━━━ RECORDED DATA ━━━
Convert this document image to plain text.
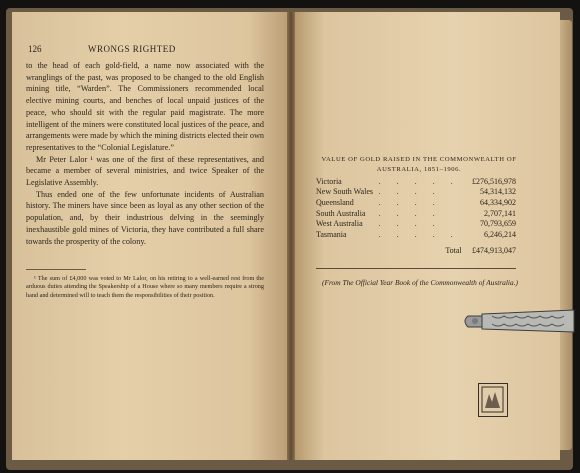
126	WRONGS RIGHTED

to the head of each gold-field, a name now associated with the wranglings of the past, was proposed to be changed to the old English mining title, “Warden”. The Commissioners recommended local elective mining courts, and benches of local unpaid justices of the peace, who should sit with the regular paid magistrate. The more intelligent of the miners were constituted local justices of the peace, and arrangements were made by which the mining districts elected their own representatives to the “Colonial Legislature.”

Mr Peter Lalor ¹ was one of the first of these representatives, and became a member of several ministries, and twice Speaker of the Legislative Assembly.

Thus ended one of the few unfortunate incidents of Australian history. The miners have since been as loyal as any other section of the population, and, by their industrious delving in the seemingly inexhaustible gold mines of Victoria, they have contributed a full share towards the prosperity of the colony.

¹ The sum of £4,000 was voted to Mr Lalor, on his retiring to a well-earned rest from the arduous duties attending the Speakership of a House where so many members require a strong hand and determined will to teach them the responsibilities of their position.

VALUE OF GOLD RAISED IN THE COMMONWEALTH OF
AUSTRALIA, 1851–1906.
Victoria	. . . . .	£276,516,978
New South Wales	. . . .	54,314,132
Queensland	. . . .	64,334,902
South Australia	. . . .	2,707,141
West Australia	. . . .	70,793,659
Tasmania	. . . . .	6,246,214
	Total	£474,913,047
(From The Official Year Book of the Commonwealth of Australia.)
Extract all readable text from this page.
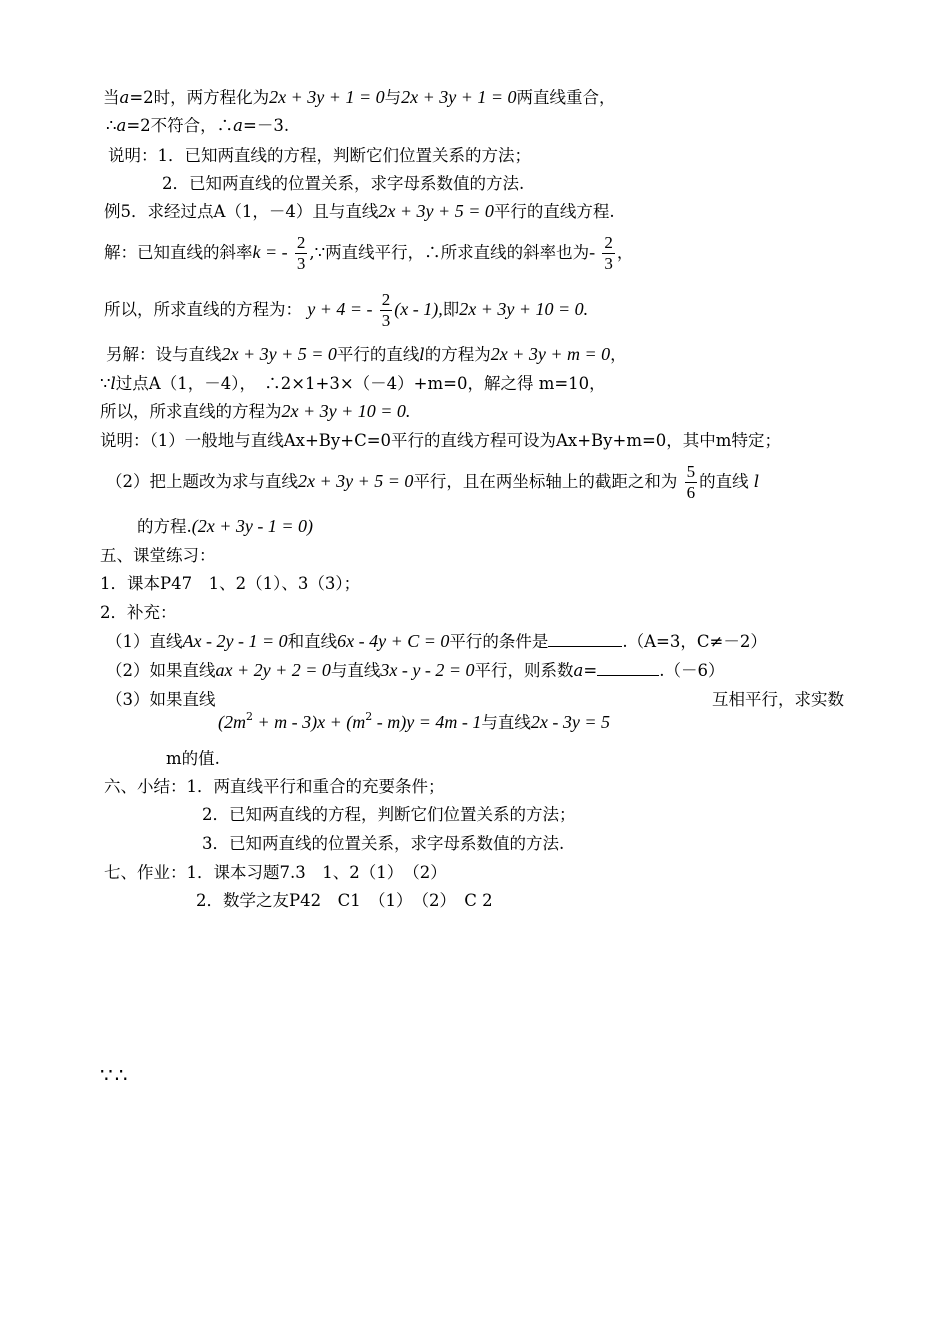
当a=2时，两方程化为2x + 3y + 1 = 0与2x + 3y + 1 = 0两直线重合，
∴a=2不符合，∴a=－3.
说明：1．已知两直线的方程，判断它们位置关系的方法；
2．已知两直线的位置关系，求字母系数值的方法.
例5．求经过点A（1，－4）且与直线2x + 3y + 5 = 0平行的直线方程.
解：已知直线的斜率k = - $\frac{2}{3}$ ,∵两直线平行，∴所求直线的斜率也为- $\frac{2}{3}$ ，
所以，所求直线的方程为： y + 4 = - $\frac{2}{3} (x - 1)$,即2x + 3y + 10 = 0.
另解：设与直线2x + 3y + 5 = 0平行的直线l的方程为2x + 3y + m = 0，
∵l过点A（1，－4），　∴2×1+3×（－4）+m=0，解之得 m=10，
所以，所求直线的方程为2x + 3y + 10 = 0.
说明：（1）一般地与直线Ax+By+C=0平行的直线方程可设为Ax+By+m=0，其中m特定；
（2）把上题改为求与直线2x + 3y + 5 = 0平行，且在两坐标轴上的截距之和为 $\frac{5}{6}$ 的直线 l
的方程.(2x + 3y - 1 = 0)
五、课堂练习：
1．课本P47　1、2（1）、3（3）；
2．补充：
（1）直线Ax - 2y - 1 = 0和直线6x - 4y + C = 0平行的条件是	.（A=3，C≠－2）
（2）如果直线ax + 2y + 2 = 0与直线3x - y - 2 = 0平行，则系数a=	.（－6）
（3）如果直线
$(2m^2 + m - 3)x + (m^2 - m)y = 4m - 1$与直线2x - 3y = 5
互相平行，求实数
m的值.
六、小结：1．两直线平行和重合的充要条件；
2．已知两直线的方程，判断它们位置关系的方法；
3．已知两直线的位置关系，求字母系数值的方法.
七、作业：1．课本习题7.3　1、2（1）　（2）
2．数学之友P42　C1　（1）　（2）　C 2
∵∴
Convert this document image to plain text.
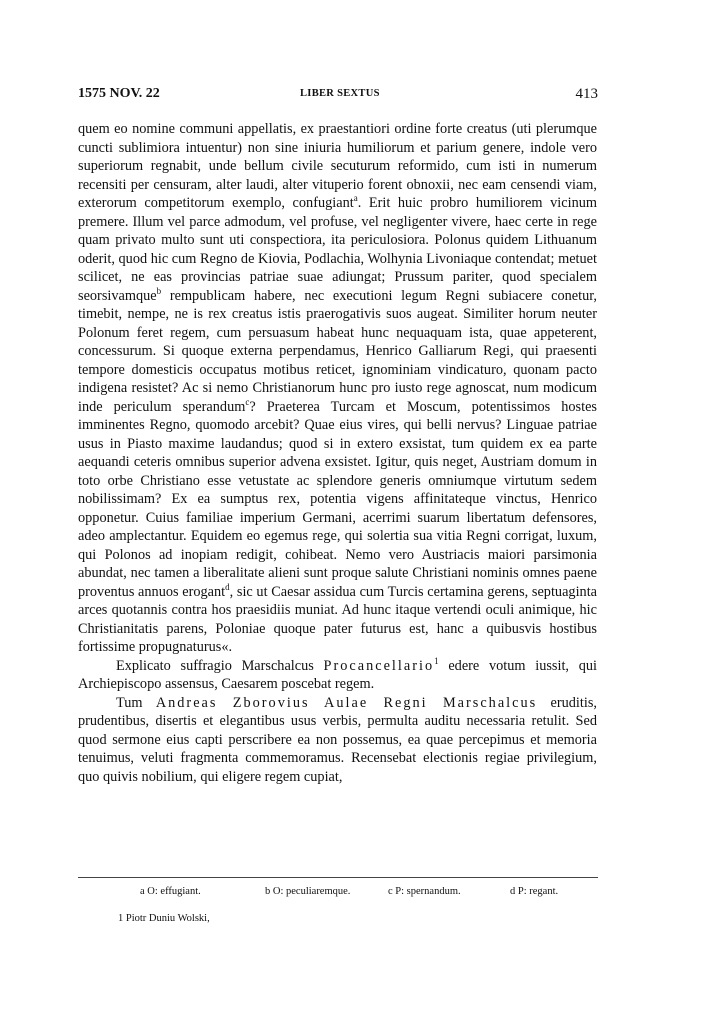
1575 NOV. 22	LIBER SEXTUS	413

quem eo nomine communi appellatis, ex praestantiori ordine forte creatus (uti plerumque cuncti sublimiora intuentur) non sine iniuria humiliorum et parium genere, indole vero superiorum regnabit, unde bellum civile secuturum reformido, cum isti in numerum recensiti per censuram, alter laudi, alter vituperio forent obnoxii, nec eam censendi viam, exterorum competitorum exemplo, confugiant$^a$. Erit huic probro humiliorem vicinum premere. Illum vel parce admodum, vel profuse, vel negligenter vivere, haec certe in rege quam privato multo sunt uti conspectiora, ita periculosiora. Polonus quidem Lithuanum oderit, quod hic cum Regno de Kiovia, Podlachia, Wolhynia Livoniaque contendat; metuet scilicet, ne eas provincias patriae suae adiungat; Prussum pariter, quod specialem seorsivamque$^b$ rempublicam habere, nec executioni legum Regni subiacere conetur, timebit, nempe, ne is rex creatus istis praerogativis suos augeat. Similiter horum neuter Polonum feret regem, cum persuasum habeat hunc nequaquam ista, quae appeterent, concessurum. Si quoque externa perpendamus, Henrico Galliarum Regi, qui praesenti tempore domesticis occupatus motibus reticet, ignominiam vindicaturo, quonam pacto indigena resistet? Ac si nemo Christianorum hunc pro iusto rege agnoscat, num modicum inde periculum sperandum$^c$? Praeterea Turcam et Moscum, potentissimos hostes imminentes Regno, quomodo arcebit? Quae eius vires, qui belli nervus? Linguae patriae usus in Piasto maxime laudandus; quod si in extero exsistat, tum quidem ex ea parte aequandi ceteris omnibus superior advena exsistet. Igitur, quis neget, Austriam domum in toto orbe Christiano esse vetustate ac splendore generis omniumque virtutum sedem nobilissimam? Ex ea sumptus rex, potentia vigens affinitateque vinctus, Henrico opponetur. Cuius familiae imperium Germani, acerrimi suarum libertatum defensores, adeo amplectantur. Equidem eo egemus rege, qui solertia sua vitia Regni corrigat, luxum, qui Polonos ad inopiam redigit, cohibeat. Nemo vero Austriacis maiori parsimonia abundat, nec tamen a liberalitate alieni sunt proque salute Christiani nominis omnes paene proventus annuos erogant$^d$, sic ut Caesar assidua cum Turcis certamina gerens, septuaginta arces quotannis contra hos praesidiis muniat. Ad hunc itaque vertendi oculi animique, hic Christianitatis parens, Poloniae quoque pater futurus est, hanc a quibusvis hostibus fortissime propugnaturus«.

Explicato suffragio Marschalcus Procancellario$^1$ edere votum iussit, qui Archiepiscopo assensus, Caesarem poscebat regem.

Tum Andreas Zborovius Aulae Regni Marschalcus eruditis, prudentibus, disertis et elegantibus usus verbis, permulta auditu necessaria retulit. Sed quod sermone eius capti perscribere ea non possemus, ea quae percepimus et memoria tenuimus, veluti fragmenta commemoramus. Recensebat electionis regiae privilegium, quo quivis nobilium, qui eligere regem cupiat,

a O: effugiant.	b O: peculiaremque.	c P: spernandum.	d P: regant.
1 Piotr Duniu Wolski,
━━━
*EXERCISE AIM:*
The records above are to be quoted exactly, with all pictures left out.

*EXERCISE RESULT:*
Convert this document image to plain text.
126	WRONGS RIGHTED

to the head of each gold-field, a name now associated with the wranglings of the past, was proposed to be changed to the old English mining title, “Warden”. The Commissioners recommended local elective mining courts, and benches of local unpaid justices of the peace, who should sit with the regular paid magistrate. The more intelligent of the miners were constituted local justices of the peace, and arrangements were made by which the mining districts elected their own representatives to the “Colonial Legislature.”

Mr Peter Lalor ¹ was one of the first of these representatives, and became a member of several ministries, and twice Speaker of the Legislative Assembly.

Thus ended one of the few unfortunate incidents of Australian history. The miners have since been as loyal as any other section of the population, and, by their industrious delving in the seemingly inexhaustible gold mines of Victoria, they have contributed a full share towards the prosperity of the colony.

¹ The sum of £4,000 was voted to Mr Lalor, on his retiring to a well-earned rest from the arduous duties attending the Speakership of a House where so many members require a strong hand and determined will to teach them the responsibilities of their position.

VALUE OF GOLD RAISED IN THE COMMONWEALTH OF
AUSTRALIA, 1851–1906.
Victoria	. . . . .	£276,516,978
New South Wales	. . . .	54,314,132
Queensland	. . . .	64,334,902
South Australia	. . . .	2,707,141
West Australia	. . . .	70,793,659
Tasmania	. . . . .	6,246,214
	Total	£474,913,047
(From The Official Year Book of the Commonwealth of Australia.)
Extract all readable text from this page.
当a=2时，两方程化为2x + 3y + 1 = 0与2x + 3y + 1 = 0两直线重合，
∴a=2不符合，∴a=－3.
说明：1．已知两直线的方程，判断它们位置关系的方法；
2．已知两直线的位置关系，求字母系数值的方法.
例5．求经过点A（1，－4）且与直线2x + 3y + 5 = 0平行的直线方程.
解：已知直线的斜率k = - $\frac{2}{3}$ ,∵两直线平行，∴所求直线的斜率也为- $\frac{2}{3}$ ，
所以，所求直线的方程为： y + 4 = - $\frac{2}{3} (x - 1)$,即2x + 3y + 10 = 0.
另解：设与直线2x + 3y + 5 = 0平行的直线l的方程为2x + 3y + m = 0，
∵l过点A（1，－4），　∴2×1+3×（－4）+m=0，解之得 m=10，
所以，所求直线的方程为2x + 3y + 10 = 0.
说明：（1）一般地与直线Ax+By+C=0平行的直线方程可设为Ax+By+m=0，其中m特定；
（2）把上题改为求与直线2x + 3y + 5 = 0平行，且在两坐标轴上的截距之和为 $\frac{5}{6}$ 的直线 l
的方程.(2x + 3y - 1 = 0)
五、课堂练习：
1．课本P47　1、2（1）、3（3）；
2．补充：
（1）直线Ax - 2y - 1 = 0和直线6x - 4y + C = 0平行的条件是	.（A=3，C≠－2）
（2）如果直线ax + 2y + 2 = 0与直线3x - y - 2 = 0平行，则系数a=	.（－6）
（3）如果直线
$(2m^2 + m - 3)x + (m^2 - m)y = 4m - 1$与直线2x - 3y = 5
互相平行，求实数
m的值.
六、小结：1．两直线平行和重合的充要条件；
2．已知两直线的方程，判断它们位置关系的方法；
3．已知两直线的位置关系，求字母系数值的方法.
七、作业：1．课本习题7.3　1、2（1）　（2）
2．数学之友P42　C1　（1）　（2）　C 2
∵∴
Convert this document image to plain text.
1575 NOV. 22	LIBER SEXTUS	413

quem eo nomine communi appellatis, ex praestantiori ordine forte creatus (uti plerumque cuncti sublimiora intuentur) non sine iniuria humiliorum et parium genere, indole vero superiorum regnabit, unde bellum civile secuturum reformido, cum isti in numerum recensiti per censuram, alter laudi, alter vituperio forent obnoxii, nec eam censendi viam, exterorum competitorum exemplo, confugiant$^a$. Erit huic probro humiliorem vicinum premere. Illum vel parce admodum, vel profuse, vel negligenter vivere, haec certe in rege quam privato multo sunt uti conspectiora, ita periculosiora. Polonus quidem Lithuanum oderit, quod hic cum Regno de Kiovia, Podlachia, Wolhynia Livoniaque contendat; metuet scilicet, ne eas provincias patriae suae adiungat; Prussum pariter, quod specialem seorsivamque$^b$ rempublicam habere, nec executioni legum Regni subiacere conetur, timebit, nempe, ne is rex creatus istis praerogativis suos augeat. Similiter horum neuter Polonum feret regem, cum persuasum habeat hunc nequaquam ista, quae appeterent, concessurum. Si quoque externa perpendamus, Henrico Galliarum Regi, qui praesenti tempore domesticis occupatus motibus reticet, ignominiam vindicaturo, quonam pacto indigena resistet? Ac si nemo Christianorum hunc pro iusto rege agnoscat, num modicum inde periculum sperandum$^c$? Praeterea Turcam et Moscum, potentissimos hostes imminentes Regno, quomodo arcebit? Quae eius vires, qui belli nervus? Linguae patriae usus in Piasto maxime laudandus; quod si in extero exsistat, tum quidem ex ea parte aequandi ceteris omnibus superior advena exsistet. Igitur, quis neget, Austriam domum in toto orbe Christiano esse vetustate ac splendore generis omniumque virtutum sedem nobilissimam? Ex ea sumptus rex, potentia vigens affinitateque vinctus, Henrico opponetur. Cuius familiae imperium Germani, acerrimi suarum libertatum defensores, adeo amplectantur. Equidem eo egemus rege, qui solertia sua vitia Regni corrigat, luxum, qui Polonos ad inopiam redigit, cohibeat. Nemo vero Austriacis maiori parsimonia abundat, nec tamen a liberalitate alieni sunt proque salute Christiani nominis omnes paene proventus annuos erogant$^d$, sic ut Caesar assidua cum Turcis certamina gerens, septuaginta arces quotannis contra hos praesidiis muniat. Ad hunc itaque vertendi oculi animique, hic Christianitatis parens, Poloniae quoque pater futurus est, hanc a quibusvis hostibus fortissime propugnaturus«.

Explicato suffragio Marschalcus Procancellario$^1$ edere votum iussit, qui Archiepiscopo assensus, Caesarem poscebat regem.

Tum Andreas Zborovius Aulae Regni Marschalcus eruditis, prudentibus, disertis et elegantibus usus verbis, permulta auditu necessaria retulit. Sed quod sermone eius capti perscribere ea non possemus, ea quae percepimus et memoria tenuimus, veluti fragmenta commemoramus. Recensebat electionis regiae privilegium, quo quivis nobilium, qui eligere regem cupiat,

a O: effugiant.	b O: peculiaremque.	c P: spernandum.	d P: regant.
1 Piotr Duniu Wolski,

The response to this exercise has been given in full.